[begin EXERCISE INPUTS]
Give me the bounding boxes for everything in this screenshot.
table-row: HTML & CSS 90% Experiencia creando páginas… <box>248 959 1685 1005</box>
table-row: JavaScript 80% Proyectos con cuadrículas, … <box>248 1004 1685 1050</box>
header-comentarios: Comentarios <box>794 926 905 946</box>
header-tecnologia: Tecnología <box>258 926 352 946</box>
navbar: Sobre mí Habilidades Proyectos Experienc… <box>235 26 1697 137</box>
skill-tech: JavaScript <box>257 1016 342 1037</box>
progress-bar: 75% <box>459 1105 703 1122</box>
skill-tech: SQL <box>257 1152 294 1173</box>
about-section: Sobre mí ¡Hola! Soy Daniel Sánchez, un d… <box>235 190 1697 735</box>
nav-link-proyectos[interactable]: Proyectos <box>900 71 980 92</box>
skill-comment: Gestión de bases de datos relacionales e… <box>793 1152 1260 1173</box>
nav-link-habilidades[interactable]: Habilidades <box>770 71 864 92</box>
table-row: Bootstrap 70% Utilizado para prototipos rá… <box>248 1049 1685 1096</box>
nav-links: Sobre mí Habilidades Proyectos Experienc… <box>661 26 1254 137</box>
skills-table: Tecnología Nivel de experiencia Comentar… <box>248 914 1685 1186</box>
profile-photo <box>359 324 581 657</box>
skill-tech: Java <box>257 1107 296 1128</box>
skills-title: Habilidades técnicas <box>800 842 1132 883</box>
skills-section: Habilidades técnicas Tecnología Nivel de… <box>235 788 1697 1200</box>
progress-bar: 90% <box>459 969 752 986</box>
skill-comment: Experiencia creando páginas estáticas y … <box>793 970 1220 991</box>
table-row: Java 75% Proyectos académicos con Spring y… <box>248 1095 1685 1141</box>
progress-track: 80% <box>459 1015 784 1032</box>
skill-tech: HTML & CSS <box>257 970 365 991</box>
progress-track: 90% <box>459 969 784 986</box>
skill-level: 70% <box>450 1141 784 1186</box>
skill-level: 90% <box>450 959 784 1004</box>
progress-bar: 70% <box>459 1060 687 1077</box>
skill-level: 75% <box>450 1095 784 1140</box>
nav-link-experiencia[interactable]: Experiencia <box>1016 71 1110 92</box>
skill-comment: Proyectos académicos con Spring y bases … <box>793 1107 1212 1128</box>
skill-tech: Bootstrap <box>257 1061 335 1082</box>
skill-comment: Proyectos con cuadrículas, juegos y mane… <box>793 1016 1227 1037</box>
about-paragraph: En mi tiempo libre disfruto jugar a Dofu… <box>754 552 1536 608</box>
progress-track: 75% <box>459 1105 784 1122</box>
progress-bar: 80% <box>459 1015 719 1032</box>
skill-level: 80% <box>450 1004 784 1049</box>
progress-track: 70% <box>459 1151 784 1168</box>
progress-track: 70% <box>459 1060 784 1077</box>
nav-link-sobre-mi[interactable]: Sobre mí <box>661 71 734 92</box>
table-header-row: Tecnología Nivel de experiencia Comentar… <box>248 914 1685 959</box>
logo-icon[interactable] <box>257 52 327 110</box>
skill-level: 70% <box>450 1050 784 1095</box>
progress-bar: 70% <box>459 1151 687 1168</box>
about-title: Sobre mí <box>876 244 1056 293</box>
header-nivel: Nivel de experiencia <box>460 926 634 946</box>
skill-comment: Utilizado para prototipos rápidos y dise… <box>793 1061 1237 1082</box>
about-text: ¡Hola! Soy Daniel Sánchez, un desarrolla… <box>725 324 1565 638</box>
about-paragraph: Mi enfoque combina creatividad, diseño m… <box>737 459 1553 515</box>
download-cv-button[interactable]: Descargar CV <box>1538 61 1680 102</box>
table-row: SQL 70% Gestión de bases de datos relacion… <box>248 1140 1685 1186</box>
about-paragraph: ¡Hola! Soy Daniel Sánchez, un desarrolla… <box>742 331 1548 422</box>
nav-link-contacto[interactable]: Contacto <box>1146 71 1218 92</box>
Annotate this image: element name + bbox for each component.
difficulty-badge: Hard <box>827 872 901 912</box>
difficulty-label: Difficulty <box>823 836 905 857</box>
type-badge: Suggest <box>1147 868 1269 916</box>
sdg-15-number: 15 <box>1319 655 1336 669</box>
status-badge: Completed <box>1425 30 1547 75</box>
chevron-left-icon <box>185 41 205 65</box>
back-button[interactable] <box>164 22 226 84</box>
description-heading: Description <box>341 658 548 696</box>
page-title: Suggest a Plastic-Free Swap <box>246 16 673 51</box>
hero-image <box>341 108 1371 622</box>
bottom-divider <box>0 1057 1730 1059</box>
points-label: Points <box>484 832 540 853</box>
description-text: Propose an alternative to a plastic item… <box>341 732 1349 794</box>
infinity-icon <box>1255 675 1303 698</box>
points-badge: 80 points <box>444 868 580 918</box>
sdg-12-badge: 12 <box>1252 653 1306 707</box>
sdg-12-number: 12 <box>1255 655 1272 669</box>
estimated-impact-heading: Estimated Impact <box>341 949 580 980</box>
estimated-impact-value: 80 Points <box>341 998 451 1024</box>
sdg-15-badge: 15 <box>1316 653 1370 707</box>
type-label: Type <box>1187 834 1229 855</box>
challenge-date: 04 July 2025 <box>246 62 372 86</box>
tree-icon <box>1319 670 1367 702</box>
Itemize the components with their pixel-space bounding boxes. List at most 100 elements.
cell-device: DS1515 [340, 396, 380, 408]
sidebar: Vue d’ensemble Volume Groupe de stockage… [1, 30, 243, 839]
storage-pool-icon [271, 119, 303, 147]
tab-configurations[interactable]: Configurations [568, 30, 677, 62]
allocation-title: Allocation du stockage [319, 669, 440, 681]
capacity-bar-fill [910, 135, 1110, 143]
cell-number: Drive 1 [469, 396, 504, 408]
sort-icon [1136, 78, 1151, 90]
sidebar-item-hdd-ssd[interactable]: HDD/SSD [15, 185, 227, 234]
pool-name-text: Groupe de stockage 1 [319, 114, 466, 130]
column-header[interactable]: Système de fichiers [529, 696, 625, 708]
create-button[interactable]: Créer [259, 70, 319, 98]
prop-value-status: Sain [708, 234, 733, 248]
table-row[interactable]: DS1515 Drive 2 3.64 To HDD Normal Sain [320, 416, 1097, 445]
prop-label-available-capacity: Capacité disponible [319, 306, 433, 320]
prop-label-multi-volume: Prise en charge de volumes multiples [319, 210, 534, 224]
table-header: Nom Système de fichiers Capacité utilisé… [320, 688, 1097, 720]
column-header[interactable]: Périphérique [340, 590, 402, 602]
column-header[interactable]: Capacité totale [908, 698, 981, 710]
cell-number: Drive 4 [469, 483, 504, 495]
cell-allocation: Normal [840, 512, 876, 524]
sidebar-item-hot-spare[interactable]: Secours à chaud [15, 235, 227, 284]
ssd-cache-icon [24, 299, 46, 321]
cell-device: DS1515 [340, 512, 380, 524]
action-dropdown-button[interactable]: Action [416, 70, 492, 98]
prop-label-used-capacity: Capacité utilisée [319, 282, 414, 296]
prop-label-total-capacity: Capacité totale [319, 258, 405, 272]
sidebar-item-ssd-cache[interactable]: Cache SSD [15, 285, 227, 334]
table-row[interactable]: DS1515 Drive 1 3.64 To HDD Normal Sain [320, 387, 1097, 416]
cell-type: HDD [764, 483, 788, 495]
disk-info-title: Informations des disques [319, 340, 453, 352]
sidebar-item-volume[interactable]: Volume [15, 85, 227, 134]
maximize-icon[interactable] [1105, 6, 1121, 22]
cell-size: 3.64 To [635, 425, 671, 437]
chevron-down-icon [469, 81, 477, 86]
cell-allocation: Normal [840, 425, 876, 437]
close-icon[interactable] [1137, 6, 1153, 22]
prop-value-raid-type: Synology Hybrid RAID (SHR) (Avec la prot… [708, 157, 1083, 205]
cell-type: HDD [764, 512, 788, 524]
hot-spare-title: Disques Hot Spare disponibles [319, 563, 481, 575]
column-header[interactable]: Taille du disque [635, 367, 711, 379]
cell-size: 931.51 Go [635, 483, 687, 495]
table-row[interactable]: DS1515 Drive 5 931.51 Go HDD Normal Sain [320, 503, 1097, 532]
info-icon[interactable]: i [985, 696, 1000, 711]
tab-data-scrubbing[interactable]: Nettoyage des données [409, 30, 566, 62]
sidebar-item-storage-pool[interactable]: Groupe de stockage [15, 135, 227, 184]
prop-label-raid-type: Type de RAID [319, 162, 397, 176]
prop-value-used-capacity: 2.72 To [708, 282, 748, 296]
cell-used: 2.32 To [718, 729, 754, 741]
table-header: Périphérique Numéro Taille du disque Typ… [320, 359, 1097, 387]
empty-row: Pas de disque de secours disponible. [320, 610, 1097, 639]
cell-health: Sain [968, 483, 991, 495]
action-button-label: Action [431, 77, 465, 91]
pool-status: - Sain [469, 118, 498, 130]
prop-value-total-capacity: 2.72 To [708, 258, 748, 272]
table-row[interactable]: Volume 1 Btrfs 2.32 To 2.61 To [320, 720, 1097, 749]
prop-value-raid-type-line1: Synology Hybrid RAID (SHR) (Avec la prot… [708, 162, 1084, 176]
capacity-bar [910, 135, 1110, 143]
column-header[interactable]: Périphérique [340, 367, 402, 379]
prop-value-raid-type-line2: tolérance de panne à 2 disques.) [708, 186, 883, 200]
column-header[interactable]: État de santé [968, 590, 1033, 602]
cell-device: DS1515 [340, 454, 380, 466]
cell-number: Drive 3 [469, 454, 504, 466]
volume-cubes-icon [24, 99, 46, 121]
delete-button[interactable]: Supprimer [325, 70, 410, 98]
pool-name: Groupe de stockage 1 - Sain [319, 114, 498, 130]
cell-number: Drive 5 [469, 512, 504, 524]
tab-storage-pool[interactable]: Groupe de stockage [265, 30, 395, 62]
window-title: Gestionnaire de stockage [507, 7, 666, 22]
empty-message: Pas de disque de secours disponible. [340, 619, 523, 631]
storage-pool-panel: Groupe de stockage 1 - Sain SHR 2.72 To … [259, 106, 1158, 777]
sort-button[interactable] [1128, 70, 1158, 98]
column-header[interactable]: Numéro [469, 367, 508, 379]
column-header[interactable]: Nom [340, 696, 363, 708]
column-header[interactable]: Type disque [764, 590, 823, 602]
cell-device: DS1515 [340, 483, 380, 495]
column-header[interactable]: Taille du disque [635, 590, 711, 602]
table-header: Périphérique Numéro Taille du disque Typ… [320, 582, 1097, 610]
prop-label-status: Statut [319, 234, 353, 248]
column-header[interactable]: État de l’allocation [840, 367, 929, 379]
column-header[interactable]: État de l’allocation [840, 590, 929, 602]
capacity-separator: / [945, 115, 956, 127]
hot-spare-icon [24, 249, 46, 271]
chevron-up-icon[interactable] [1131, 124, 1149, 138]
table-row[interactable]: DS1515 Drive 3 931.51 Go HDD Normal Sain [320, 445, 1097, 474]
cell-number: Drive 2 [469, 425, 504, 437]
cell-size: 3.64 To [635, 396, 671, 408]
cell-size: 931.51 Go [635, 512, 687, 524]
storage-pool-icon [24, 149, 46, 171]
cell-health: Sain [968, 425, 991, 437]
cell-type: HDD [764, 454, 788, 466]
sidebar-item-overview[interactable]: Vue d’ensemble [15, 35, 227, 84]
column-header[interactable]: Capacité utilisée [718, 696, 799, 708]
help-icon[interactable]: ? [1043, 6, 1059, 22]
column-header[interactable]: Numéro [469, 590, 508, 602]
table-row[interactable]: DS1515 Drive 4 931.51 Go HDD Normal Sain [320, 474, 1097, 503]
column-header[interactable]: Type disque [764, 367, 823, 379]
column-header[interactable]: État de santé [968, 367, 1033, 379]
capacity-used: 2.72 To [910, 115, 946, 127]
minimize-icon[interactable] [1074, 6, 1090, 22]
[end EXERCISE INPUTS]
YOUR TASK: Echo the lines from the start of the records up to and including the line containing "progress-bar: 75% <box>459".

TASK SOLUTION:
Give me the bounding boxes for everything in this screenshot.
table-row: HTML & CSS 90% Experiencia creando páginas… <box>248 959 1685 1005</box>
table-row: JavaScript 80% Proyectos con cuadrículas, … <box>248 1004 1685 1050</box>
header-comentarios: Comentarios <box>794 926 905 946</box>
header-tecnologia: Tecnología <box>258 926 352 946</box>
navbar: Sobre mí Habilidades Proyectos Experienc… <box>235 26 1697 137</box>
skill-tech: JavaScript <box>257 1016 342 1037</box>
progress-bar: 75% <box>459 1105 703 1122</box>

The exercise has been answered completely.